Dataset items
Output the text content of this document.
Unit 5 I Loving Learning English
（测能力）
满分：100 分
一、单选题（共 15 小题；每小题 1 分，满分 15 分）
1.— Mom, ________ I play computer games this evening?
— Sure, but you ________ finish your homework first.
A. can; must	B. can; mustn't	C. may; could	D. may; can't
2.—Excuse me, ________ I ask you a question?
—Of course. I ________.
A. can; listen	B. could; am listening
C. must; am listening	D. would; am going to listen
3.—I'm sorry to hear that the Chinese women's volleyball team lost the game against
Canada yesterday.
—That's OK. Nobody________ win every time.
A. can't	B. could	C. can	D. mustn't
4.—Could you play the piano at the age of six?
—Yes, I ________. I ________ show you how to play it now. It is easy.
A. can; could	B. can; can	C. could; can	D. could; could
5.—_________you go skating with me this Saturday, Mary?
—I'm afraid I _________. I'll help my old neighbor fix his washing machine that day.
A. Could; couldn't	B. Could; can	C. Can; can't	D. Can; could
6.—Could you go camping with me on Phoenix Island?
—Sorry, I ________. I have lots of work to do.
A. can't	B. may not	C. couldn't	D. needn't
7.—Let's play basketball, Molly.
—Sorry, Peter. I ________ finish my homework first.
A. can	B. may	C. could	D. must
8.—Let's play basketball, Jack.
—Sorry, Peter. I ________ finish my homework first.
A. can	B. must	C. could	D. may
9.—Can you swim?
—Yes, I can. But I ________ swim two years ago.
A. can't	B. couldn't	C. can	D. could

● To do
All of the entries above must be quoted exactly.

● Result of this task
Output the text content of this document.
Unit 5 I Loving Learning English
（测能力）
满分：100 分
一、单选题（共 15 小题；每小题 1 分，满分 15 分）
1.— Mom, ________ I play computer games this evening?
— Sure, but you ________ finish your homework first.
A. can; must	B. can; mustn't	C. may; could	D. may; can't
2.—Excuse me, ________ I ask you a question?
—Of course. I ________.
A. can; listen	B. could; am listening
C. must; am listening	D. would; am going to listen
3.—I'm sorry to hear that the Chinese women's volleyball team lost the game against
Canada yesterday.
—That's OK. Nobody________ win every time.
A. can't	B. could	C. can	D. mustn't
4.—Could you play the piano at the age of six?
—Yes, I ________. I ________ show you how to play it now. It is easy.
A. can; could	B. can; can	C. could; can	D. could; could
5.—_________you go skating with me this Saturday, Mary?
—I'm afraid I _________. I'll help my old neighbor fix his washing machine that day.
A. Could; couldn't	B. Could; can	C. Can; can't	D. Can; could
6.—Could you go camping with me on Phoenix Island?
—Sorry, I ________. I have lots of work to do.
A. can't	B. may not	C. couldn't	D. needn't
7.—Let's play basketball, Molly.
—Sorry, Peter. I ________ finish my homework first.
A. can	B. may	C. could	D. must
8.—Let's play basketball, Jack.
—Sorry, Peter. I ________ finish my homework first.
A. can	B. must	C. could	D. may
9.—Can you swim?
—Yes, I can. But I ________ swim two years ago.
A. can't	B. couldn't	C. can	D. could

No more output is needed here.